→ What you will do
Copy out every line of the records where the string "其他相关证明" occurs.

→ Dataset extract
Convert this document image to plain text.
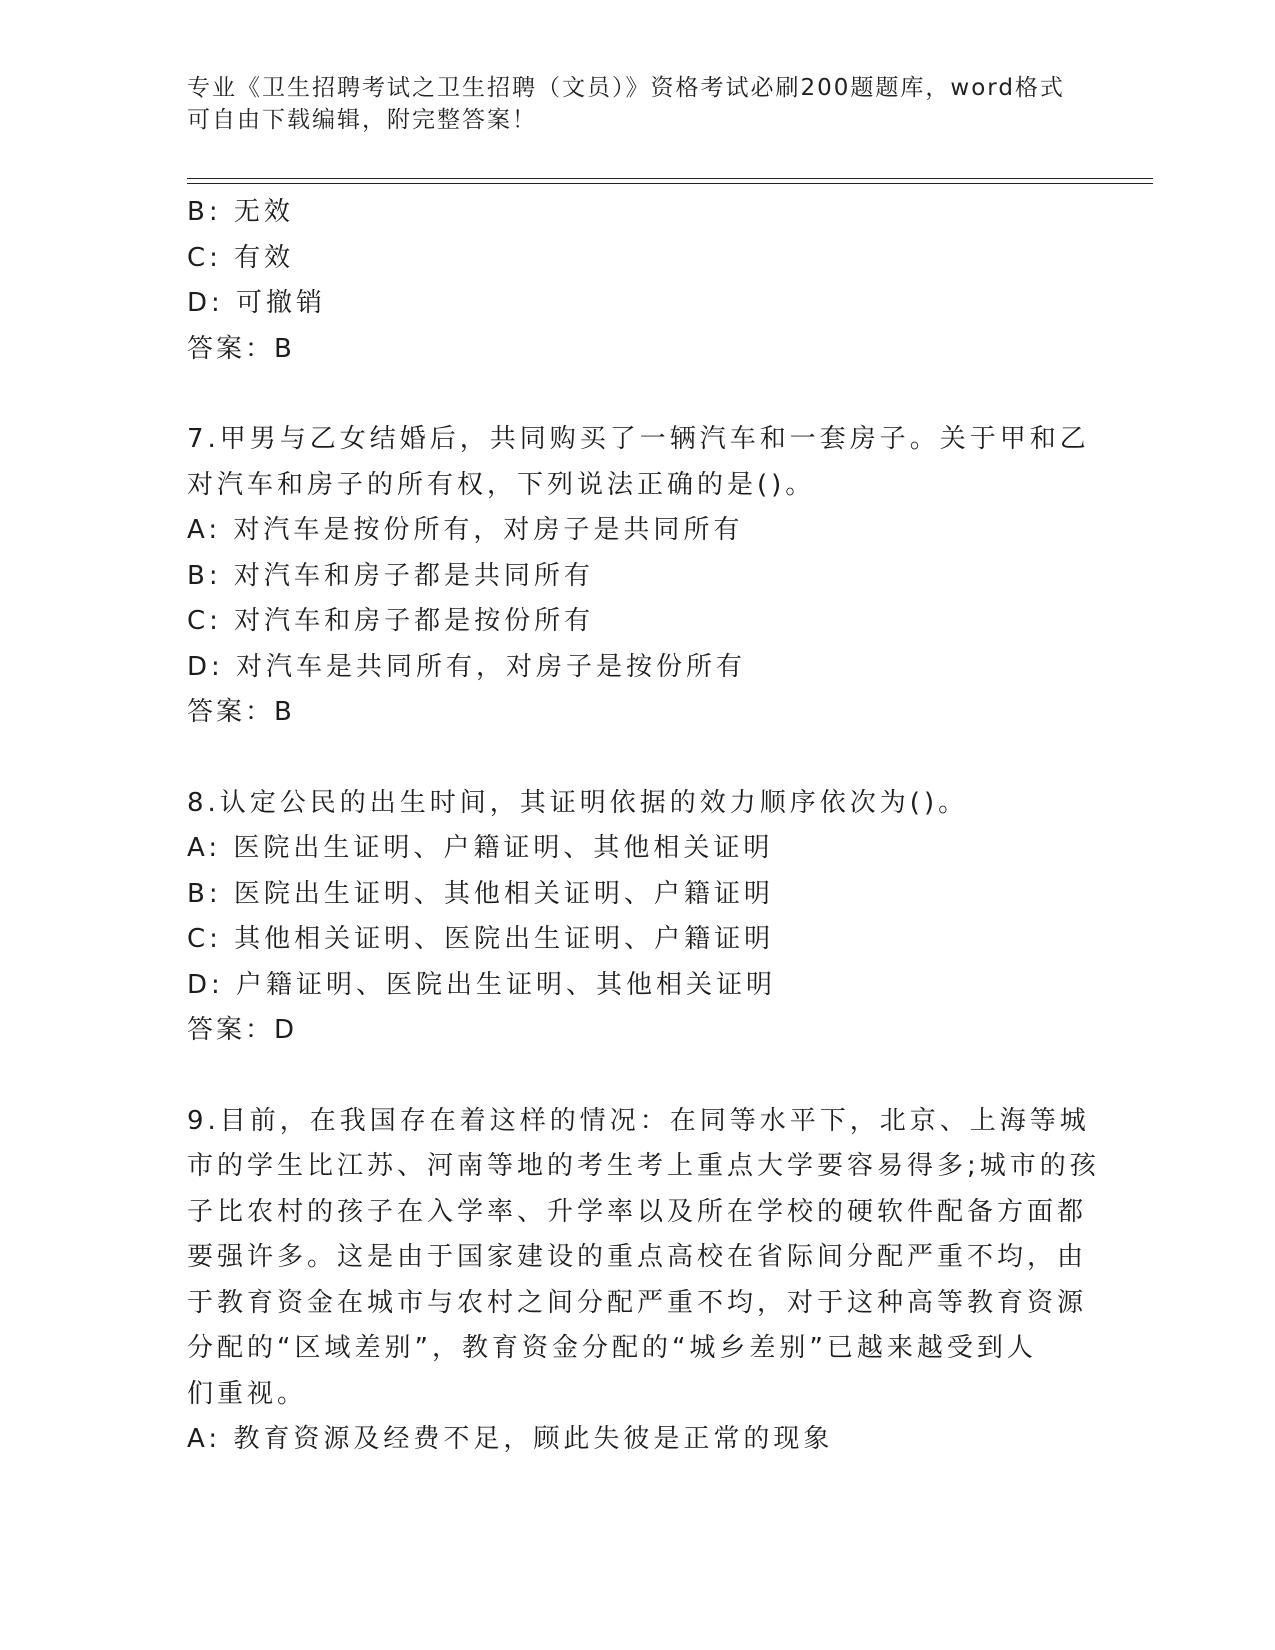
专业《卫生招聘考试之卫生招聘（文员）》资格考试必刷200题题库，word格式
可自由下载编辑，附完整答案！
B: 无效
C: 有效
D: 可撤销
答案：B
7.甲男与乙女结婚后，共同购买了一辆汽车和一套房子。关于甲和乙
对汽车和房子的所有权，下列说法正确的是()。
A: 对汽车是按份所有，对房子是共同所有
B: 对汽车和房子都是共同所有
C: 对汽车和房子都是按份所有
D: 对汽车是共同所有，对房子是按份所有
答案：B
8.认定公民的出生时间，其证明依据的效力顺序依次为()。
A: 医院出生证明、户籍证明、其他相关证明
B: 医院出生证明、其他相关证明、户籍证明
C: 其他相关证明、医院出生证明、户籍证明
D: 户籍证明、医院出生证明、其他相关证明
答案：D
9.目前，在我国存在着这样的情况：在同等水平下，北京、上海等城
市的学生比江苏、河南等地的考生考上重点大学要容易得多;城市的孩
子比农村的孩子在入学率、升学率以及所在学校的硬软件配备方面都
要强许多。这是由于国家建设的重点高校在省际间分配严重不均，由
于教育资金在城市与农村之间分配严重不均，对于这种高等教育资源
分配的“区域差别”，教育资金分配的“城乡差别”已越来越受到人
们重视。
A: 教育资源及经费不足，顾此失彼是正常的现象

→ Response to the task
A: 医院出生证明、户籍证明、其他相关证明
B: 医院出生证明、其他相关证明、户籍证明
C: 其他相关证明、医院出生证明、户籍证明
D: 户籍证明、医院出生证明、其他相关证明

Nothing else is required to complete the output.